• [Written task]: Gather from the listing below each line that includes the word "folder", and copy it.

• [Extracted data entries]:
## START
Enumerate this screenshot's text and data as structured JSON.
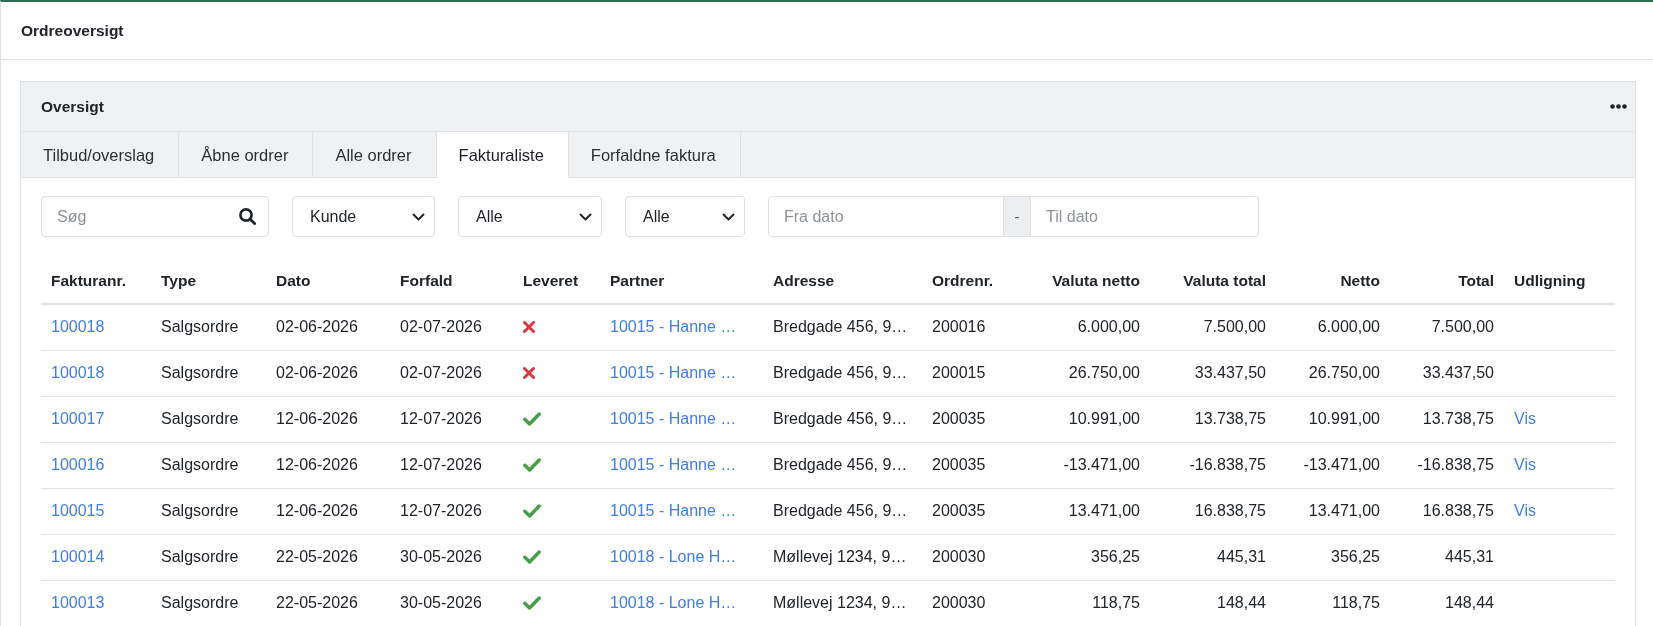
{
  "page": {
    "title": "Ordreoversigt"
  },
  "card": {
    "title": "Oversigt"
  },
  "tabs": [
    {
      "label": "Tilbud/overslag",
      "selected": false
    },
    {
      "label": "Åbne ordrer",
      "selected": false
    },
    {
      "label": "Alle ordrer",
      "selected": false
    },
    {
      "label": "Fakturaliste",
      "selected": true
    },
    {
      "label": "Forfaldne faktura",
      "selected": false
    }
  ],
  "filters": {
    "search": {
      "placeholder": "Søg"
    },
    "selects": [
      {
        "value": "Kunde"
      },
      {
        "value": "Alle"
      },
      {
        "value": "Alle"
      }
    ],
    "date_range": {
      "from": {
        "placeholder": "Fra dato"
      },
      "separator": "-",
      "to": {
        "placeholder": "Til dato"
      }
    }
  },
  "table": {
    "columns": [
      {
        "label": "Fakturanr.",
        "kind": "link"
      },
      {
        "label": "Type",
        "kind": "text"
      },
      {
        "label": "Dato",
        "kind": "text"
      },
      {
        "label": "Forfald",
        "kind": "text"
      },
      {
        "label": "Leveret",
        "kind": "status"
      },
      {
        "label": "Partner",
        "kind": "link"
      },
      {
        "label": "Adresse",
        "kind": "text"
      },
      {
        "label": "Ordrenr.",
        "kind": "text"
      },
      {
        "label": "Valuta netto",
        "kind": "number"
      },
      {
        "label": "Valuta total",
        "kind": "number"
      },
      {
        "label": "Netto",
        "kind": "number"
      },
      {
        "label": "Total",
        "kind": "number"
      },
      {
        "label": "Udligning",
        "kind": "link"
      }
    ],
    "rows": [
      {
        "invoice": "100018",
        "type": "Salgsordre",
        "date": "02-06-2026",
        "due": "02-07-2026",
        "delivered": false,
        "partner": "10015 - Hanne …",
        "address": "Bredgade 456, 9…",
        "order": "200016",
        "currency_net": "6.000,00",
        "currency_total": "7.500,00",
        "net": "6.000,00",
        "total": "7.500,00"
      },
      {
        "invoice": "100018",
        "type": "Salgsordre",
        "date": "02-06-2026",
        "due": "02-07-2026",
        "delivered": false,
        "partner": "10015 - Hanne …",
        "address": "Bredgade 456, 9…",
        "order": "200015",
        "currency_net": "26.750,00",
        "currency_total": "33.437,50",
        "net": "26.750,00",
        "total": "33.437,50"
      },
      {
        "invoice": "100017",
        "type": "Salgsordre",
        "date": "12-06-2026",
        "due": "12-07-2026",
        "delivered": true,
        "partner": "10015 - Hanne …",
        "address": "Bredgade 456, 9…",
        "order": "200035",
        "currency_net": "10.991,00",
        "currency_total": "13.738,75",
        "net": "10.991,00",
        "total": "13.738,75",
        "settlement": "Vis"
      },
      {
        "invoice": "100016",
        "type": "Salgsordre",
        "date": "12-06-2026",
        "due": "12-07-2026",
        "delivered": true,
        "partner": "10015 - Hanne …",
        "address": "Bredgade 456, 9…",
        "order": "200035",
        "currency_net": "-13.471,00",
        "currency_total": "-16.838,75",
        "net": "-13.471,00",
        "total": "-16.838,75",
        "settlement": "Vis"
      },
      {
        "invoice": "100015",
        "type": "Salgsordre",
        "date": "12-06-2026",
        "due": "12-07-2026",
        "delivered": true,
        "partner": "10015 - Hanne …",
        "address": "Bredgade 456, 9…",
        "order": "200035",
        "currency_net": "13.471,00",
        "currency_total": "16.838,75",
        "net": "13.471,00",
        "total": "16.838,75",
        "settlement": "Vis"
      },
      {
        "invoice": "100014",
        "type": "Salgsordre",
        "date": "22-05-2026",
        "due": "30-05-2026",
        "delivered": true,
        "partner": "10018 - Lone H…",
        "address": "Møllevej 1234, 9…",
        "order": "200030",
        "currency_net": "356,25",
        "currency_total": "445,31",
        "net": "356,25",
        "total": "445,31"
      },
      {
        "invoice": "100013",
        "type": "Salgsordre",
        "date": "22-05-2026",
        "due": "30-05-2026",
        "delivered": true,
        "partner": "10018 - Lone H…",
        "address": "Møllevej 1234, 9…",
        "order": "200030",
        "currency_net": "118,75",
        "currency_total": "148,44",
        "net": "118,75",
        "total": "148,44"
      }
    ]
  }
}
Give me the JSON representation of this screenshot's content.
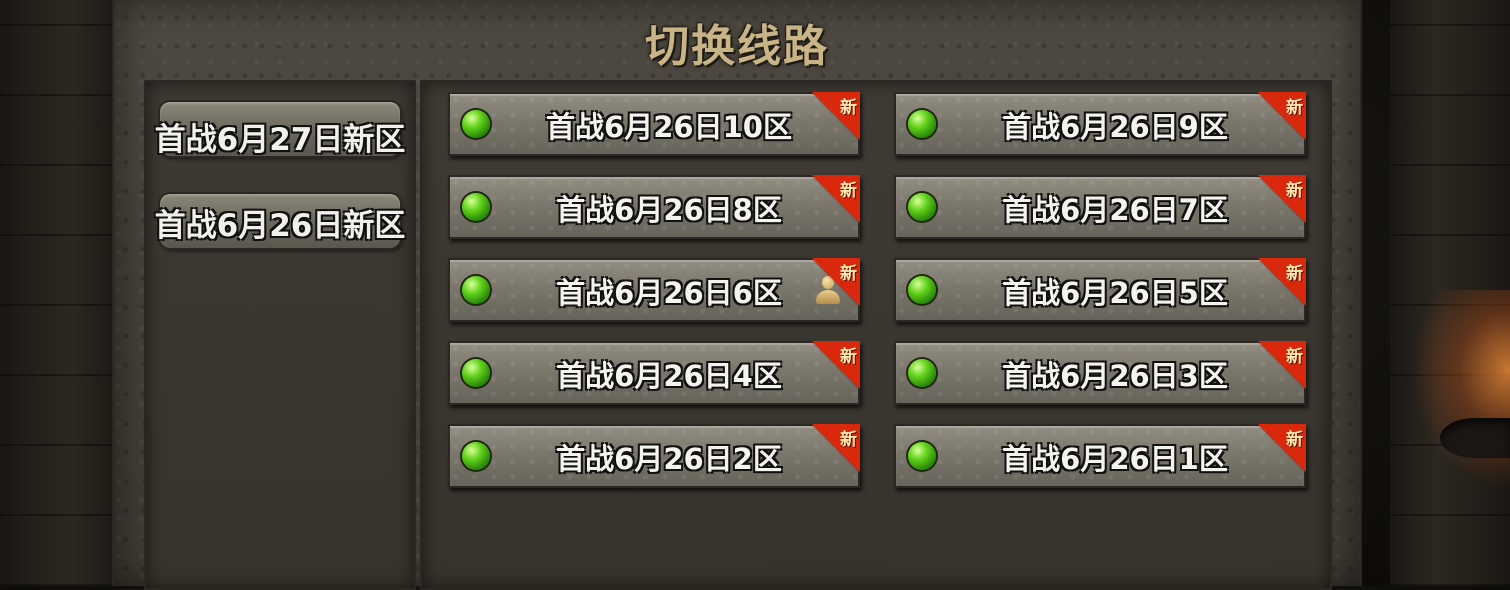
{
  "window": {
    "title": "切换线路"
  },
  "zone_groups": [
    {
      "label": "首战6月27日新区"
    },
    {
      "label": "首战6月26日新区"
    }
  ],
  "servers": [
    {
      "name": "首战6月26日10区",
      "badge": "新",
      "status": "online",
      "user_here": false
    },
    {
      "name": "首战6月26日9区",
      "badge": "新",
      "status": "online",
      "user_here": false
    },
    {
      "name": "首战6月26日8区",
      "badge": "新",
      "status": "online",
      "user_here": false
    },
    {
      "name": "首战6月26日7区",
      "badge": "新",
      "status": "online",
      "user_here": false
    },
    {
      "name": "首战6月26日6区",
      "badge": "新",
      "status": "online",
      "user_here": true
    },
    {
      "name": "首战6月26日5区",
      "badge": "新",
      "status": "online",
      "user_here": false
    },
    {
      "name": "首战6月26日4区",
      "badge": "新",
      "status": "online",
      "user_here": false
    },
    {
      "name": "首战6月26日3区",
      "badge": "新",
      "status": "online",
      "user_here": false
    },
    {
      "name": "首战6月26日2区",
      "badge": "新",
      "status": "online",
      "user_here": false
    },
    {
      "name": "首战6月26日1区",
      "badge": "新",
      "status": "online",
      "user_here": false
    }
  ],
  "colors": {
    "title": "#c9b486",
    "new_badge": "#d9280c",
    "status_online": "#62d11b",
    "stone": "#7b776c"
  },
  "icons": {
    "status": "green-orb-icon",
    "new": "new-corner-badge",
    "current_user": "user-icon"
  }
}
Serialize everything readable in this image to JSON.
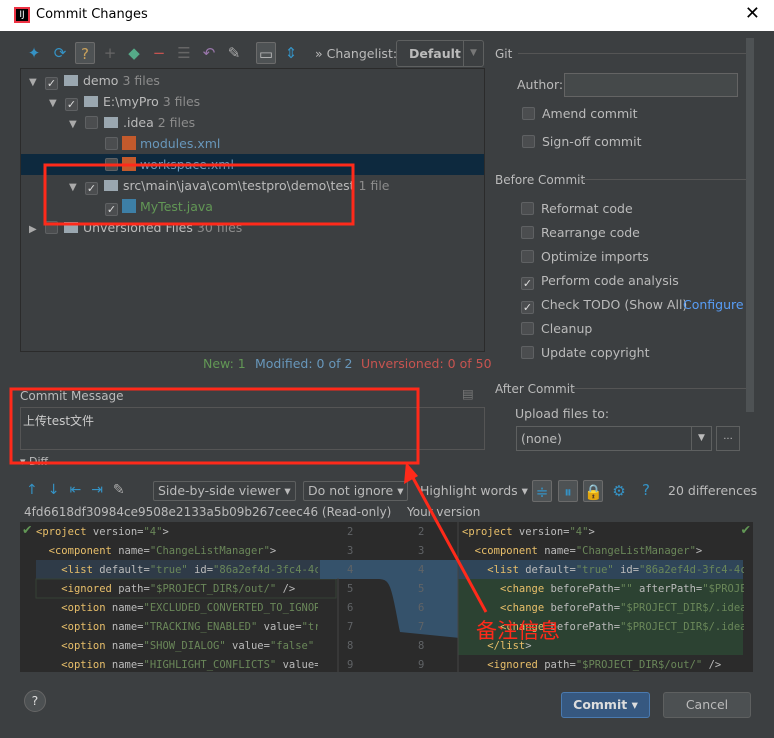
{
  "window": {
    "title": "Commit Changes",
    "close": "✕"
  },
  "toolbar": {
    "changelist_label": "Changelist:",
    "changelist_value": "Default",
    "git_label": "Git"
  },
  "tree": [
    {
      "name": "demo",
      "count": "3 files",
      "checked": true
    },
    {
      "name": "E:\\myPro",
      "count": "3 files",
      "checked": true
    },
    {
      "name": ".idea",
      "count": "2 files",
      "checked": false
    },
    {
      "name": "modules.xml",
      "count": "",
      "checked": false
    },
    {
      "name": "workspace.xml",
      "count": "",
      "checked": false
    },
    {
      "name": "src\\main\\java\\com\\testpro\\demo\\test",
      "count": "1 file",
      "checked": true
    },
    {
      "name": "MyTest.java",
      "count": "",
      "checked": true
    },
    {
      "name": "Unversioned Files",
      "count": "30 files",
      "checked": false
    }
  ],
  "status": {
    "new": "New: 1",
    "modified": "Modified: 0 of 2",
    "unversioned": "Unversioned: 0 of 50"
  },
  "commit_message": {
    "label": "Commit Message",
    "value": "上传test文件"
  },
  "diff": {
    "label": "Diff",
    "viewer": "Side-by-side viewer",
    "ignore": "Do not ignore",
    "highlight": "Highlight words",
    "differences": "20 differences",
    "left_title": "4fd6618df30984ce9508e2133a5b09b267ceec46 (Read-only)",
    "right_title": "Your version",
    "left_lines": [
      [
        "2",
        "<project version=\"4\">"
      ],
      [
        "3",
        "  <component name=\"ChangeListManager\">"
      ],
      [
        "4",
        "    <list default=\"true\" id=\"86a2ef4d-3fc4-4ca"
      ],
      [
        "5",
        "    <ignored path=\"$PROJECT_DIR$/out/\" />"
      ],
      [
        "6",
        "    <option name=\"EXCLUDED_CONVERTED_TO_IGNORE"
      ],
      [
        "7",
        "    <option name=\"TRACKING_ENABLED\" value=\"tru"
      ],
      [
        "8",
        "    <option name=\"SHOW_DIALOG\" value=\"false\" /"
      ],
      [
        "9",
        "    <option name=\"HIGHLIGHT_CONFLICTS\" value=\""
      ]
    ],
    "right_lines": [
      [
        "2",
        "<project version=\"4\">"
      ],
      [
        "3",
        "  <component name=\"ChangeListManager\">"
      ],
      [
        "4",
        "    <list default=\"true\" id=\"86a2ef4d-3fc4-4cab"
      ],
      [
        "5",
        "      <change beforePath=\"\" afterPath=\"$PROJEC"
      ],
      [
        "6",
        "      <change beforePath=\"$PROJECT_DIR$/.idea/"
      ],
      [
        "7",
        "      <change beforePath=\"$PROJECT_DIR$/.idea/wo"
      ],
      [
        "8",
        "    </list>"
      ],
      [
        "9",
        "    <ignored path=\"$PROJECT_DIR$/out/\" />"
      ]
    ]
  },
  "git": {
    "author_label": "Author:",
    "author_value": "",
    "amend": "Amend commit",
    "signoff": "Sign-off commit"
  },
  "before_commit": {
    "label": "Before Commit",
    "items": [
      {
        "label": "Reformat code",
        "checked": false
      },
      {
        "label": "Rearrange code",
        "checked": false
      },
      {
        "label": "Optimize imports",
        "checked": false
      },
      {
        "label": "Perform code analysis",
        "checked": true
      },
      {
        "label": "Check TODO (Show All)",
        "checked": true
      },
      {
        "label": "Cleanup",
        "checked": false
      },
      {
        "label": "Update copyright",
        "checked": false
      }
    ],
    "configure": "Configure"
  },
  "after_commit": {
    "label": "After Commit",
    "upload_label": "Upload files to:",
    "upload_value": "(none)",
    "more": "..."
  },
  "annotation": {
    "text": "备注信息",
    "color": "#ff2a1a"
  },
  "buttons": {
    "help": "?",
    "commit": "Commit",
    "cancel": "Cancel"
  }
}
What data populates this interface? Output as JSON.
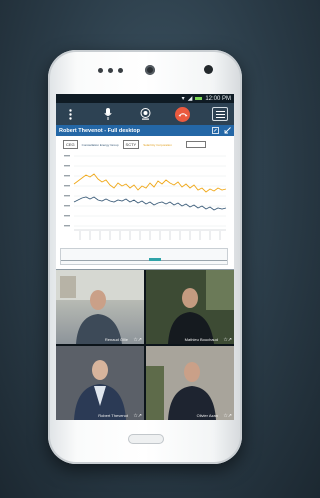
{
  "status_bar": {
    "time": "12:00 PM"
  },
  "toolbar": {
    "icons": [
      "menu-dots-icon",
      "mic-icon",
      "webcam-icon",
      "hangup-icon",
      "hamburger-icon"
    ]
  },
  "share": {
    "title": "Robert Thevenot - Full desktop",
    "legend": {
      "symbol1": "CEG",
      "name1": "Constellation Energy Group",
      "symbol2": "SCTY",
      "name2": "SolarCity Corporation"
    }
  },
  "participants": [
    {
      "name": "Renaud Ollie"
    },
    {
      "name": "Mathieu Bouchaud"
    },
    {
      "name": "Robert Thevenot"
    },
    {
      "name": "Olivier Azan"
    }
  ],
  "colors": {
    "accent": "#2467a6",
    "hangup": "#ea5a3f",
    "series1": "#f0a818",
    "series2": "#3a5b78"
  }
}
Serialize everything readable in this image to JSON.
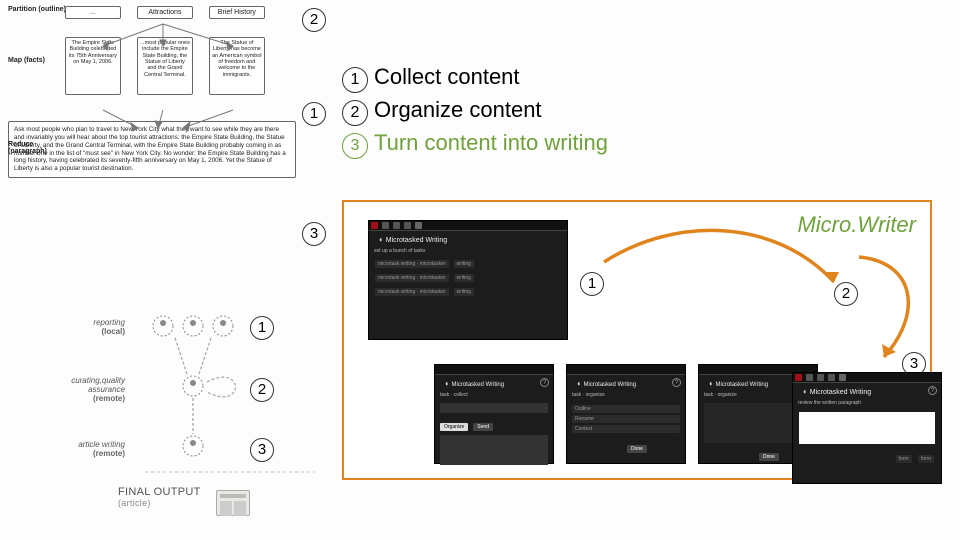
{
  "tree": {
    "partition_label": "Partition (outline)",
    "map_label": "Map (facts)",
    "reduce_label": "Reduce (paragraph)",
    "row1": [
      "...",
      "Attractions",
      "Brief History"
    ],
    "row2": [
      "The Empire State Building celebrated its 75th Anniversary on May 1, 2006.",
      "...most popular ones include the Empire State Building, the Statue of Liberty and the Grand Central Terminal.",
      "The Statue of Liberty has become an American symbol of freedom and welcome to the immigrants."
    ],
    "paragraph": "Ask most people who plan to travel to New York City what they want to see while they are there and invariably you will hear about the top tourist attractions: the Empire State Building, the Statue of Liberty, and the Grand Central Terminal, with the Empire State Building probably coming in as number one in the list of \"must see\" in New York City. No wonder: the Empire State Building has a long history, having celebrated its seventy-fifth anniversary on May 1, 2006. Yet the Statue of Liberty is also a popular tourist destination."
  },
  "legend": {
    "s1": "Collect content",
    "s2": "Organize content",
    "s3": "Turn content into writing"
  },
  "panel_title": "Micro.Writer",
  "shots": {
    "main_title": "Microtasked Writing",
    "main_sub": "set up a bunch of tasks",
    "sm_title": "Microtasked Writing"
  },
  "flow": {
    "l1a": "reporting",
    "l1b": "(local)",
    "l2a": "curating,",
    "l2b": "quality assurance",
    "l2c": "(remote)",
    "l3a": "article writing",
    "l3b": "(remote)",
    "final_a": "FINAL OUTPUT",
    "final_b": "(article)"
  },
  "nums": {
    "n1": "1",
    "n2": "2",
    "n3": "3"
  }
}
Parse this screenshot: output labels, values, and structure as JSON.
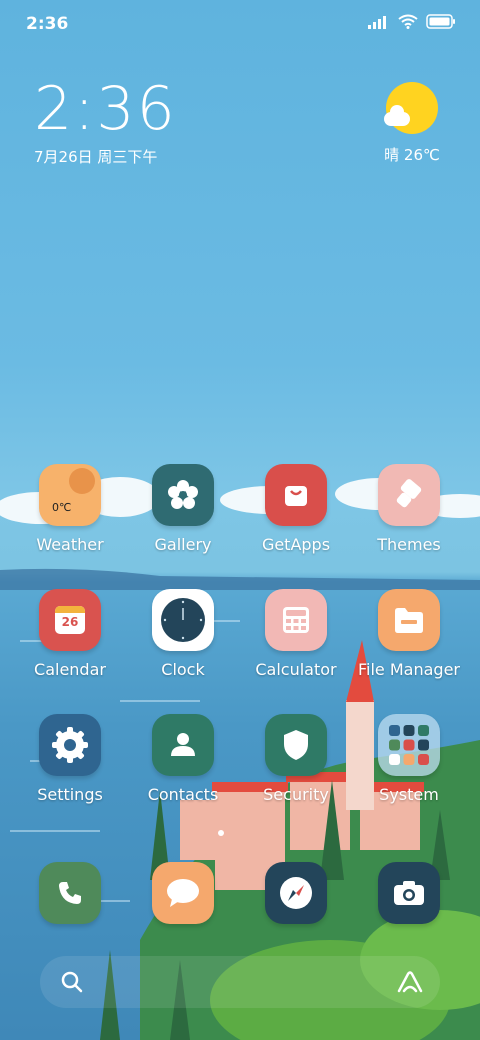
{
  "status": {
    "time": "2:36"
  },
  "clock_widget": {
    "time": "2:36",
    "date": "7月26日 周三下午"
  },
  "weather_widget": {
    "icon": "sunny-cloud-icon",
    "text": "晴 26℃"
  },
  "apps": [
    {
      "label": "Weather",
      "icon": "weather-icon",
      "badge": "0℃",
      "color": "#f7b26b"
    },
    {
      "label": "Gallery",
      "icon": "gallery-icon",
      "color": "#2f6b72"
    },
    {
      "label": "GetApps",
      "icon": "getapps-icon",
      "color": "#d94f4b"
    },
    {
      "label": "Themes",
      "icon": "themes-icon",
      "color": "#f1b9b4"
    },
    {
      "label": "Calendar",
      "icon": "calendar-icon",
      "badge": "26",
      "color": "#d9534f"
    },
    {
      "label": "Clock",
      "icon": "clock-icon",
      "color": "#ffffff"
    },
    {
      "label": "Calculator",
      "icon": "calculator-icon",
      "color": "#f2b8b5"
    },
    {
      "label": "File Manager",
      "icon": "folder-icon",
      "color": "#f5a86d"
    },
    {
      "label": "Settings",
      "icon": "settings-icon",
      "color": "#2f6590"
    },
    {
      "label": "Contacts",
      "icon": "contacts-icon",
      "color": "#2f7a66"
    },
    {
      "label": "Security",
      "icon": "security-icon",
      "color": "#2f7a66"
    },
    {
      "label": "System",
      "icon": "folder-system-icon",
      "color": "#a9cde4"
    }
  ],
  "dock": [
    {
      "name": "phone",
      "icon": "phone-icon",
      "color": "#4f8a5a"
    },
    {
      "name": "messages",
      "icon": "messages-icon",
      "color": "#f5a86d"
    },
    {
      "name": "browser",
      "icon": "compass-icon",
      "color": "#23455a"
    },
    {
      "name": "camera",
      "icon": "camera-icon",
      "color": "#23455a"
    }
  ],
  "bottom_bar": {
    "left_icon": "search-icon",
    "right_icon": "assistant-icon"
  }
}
## END
• [Worked answer]:
      "icon": "folder-icon",
      "icon": "folder-system-icon",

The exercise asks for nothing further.